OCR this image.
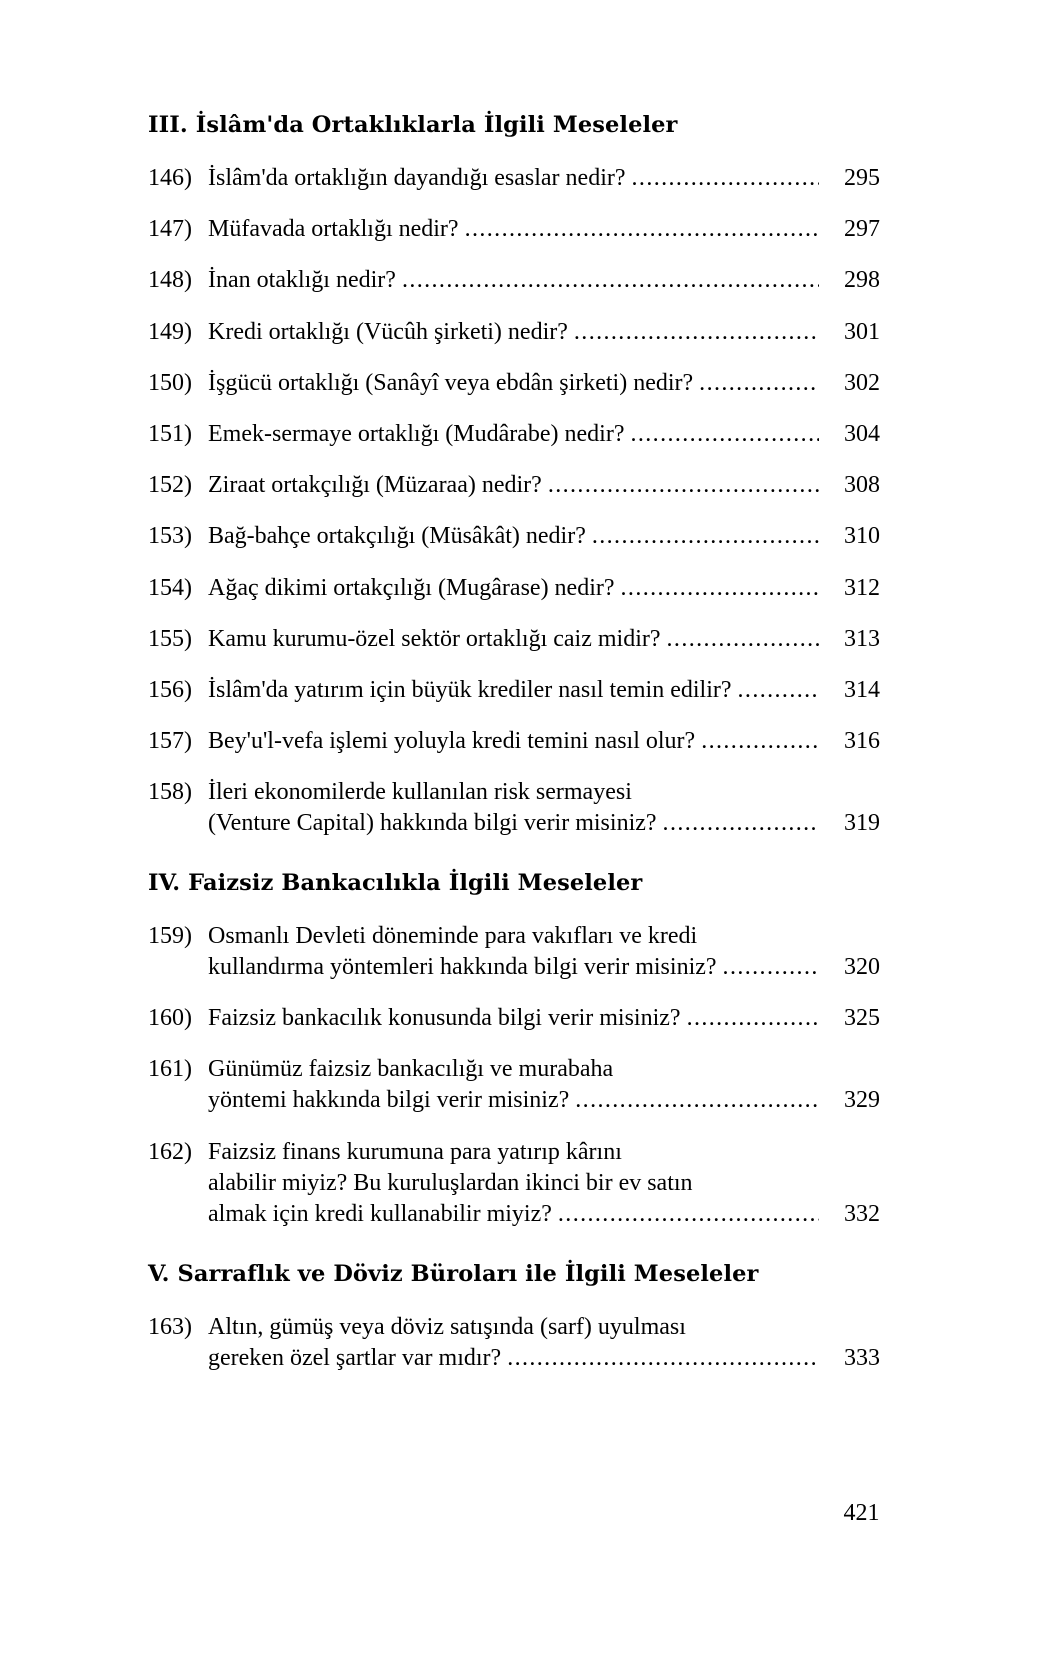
III. İslâm'da Ortaklıklarla İlgili Meseleler
146) İslâm'da ortaklığın dayandığı esaslar nedir? .....	295
147) Müfavada ortaklığı nedir? .....	297
148) İnan otaklığı nedir? .....	298
149) Kredi ortaklığı (Vücûh şirketi) nedir? .....	301
150) İşgücü ortaklığı (Sanâyî veya ebdân şirketi) nedir? .....	302
151) Emek-sermaye ortaklığı (Mudârabe) nedir? .....	304
152) Ziraat ortakçılığı (Müzaraa) nedir? .....	308
153) Bağ-bahçe ortakçılığı (Müsâkât) nedir? .....	310
154) Ağaç dikimi ortakçılığı (Mugârase) nedir? .....	312
155) Kamu kurumu-özel sektör ortaklığı caiz midir? .....	313
156) İslâm'da yatırım için büyük krediler nasıl temin edilir? .....	314
157) Bey'u'l-vefa işlemi yoluyla kredi temini nasıl olur? .....	316
158) İleri ekonomilerde kullanılan risk sermayesi
(Venture Capital) hakkında bilgi verir misiniz? .....	319
IV. Faizsiz Bankacılıkla İlgili Meseleler
159) Osmanlı Devleti döneminde para vakıfları ve kredi
kullandırma yöntemleri hakkında bilgi verir misiniz? .....	320
160) Faizsiz bankacılık konusunda bilgi verir misiniz? .....	325
161) Günümüz faizsiz bankacılığı ve murabaha
yöntemi hakkında bilgi verir misiniz? .....	329
162) Faizsiz finans kurumuna para yatırıp kârını
alabilir miyiz? Bu kuruluşlardan ikinci bir ev satın
almak için kredi kullanabilir miyiz? .....	332
V. Sarraflık ve Döviz Büroları ile İlgili Meseleler
163) Altın, gümüş veya döviz satışında (sarf) uyulması
gereken özel şartlar var mıdır? .....	333
421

····················

> **OBJECTIVE**
Write out the listing above exactly as it stands, pictures excluded.

> **SOLUTION TO THE PROBLEM**
OCR this image.
III. İslâm'da Ortaklıklarla İlgili Meseleler
146) İslâm'da ortaklığın dayandığı esaslar nedir? .....	295
147) Müfavada ortaklığı nedir? .....	297
148) İnan otaklığı nedir? .....	298
149) Kredi ortaklığı (Vücûh şirketi) nedir? .....	301
150) İşgücü ortaklığı (Sanâyî veya ebdân şirketi) nedir? .....	302
151) Emek-sermaye ortaklığı (Mudârabe) nedir? .....	304
152) Ziraat ortakçılığı (Müzaraa) nedir? .....	308
153) Bağ-bahçe ortakçılığı (Müsâkât) nedir? .....	310
154) Ağaç dikimi ortakçılığı (Mugârase) nedir? .....	312
155) Kamu kurumu-özel sektör ortaklığı caiz midir? .....	313
156) İslâm'da yatırım için büyük krediler nasıl temin edilir? .....	314
157) Bey'u'l-vefa işlemi yoluyla kredi temini nasıl olur? .....	316
158) İleri ekonomilerde kullanılan risk sermayesi
(Venture Capital) hakkında bilgi verir misiniz? .....	319
IV. Faizsiz Bankacılıkla İlgili Meseleler
159) Osmanlı Devleti döneminde para vakıfları ve kredi
kullandırma yöntemleri hakkında bilgi verir misiniz? .....	320
160) Faizsiz bankacılık konusunda bilgi verir misiniz? .....	325
161) Günümüz faizsiz bankacılığı ve murabaha
yöntemi hakkında bilgi verir misiniz? .....	329
162) Faizsiz finans kurumuna para yatırıp kârını
alabilir miyiz? Bu kuruluşlardan ikinci bir ev satın
almak için kredi kullanabilir miyiz? .....	332
V. Sarraflık ve Döviz Büroları ile İlgili Meseleler
163) Altın, gümüş veya döviz satışında (sarf) uyulması
gereken özel şartlar var mıdır? .....	333
421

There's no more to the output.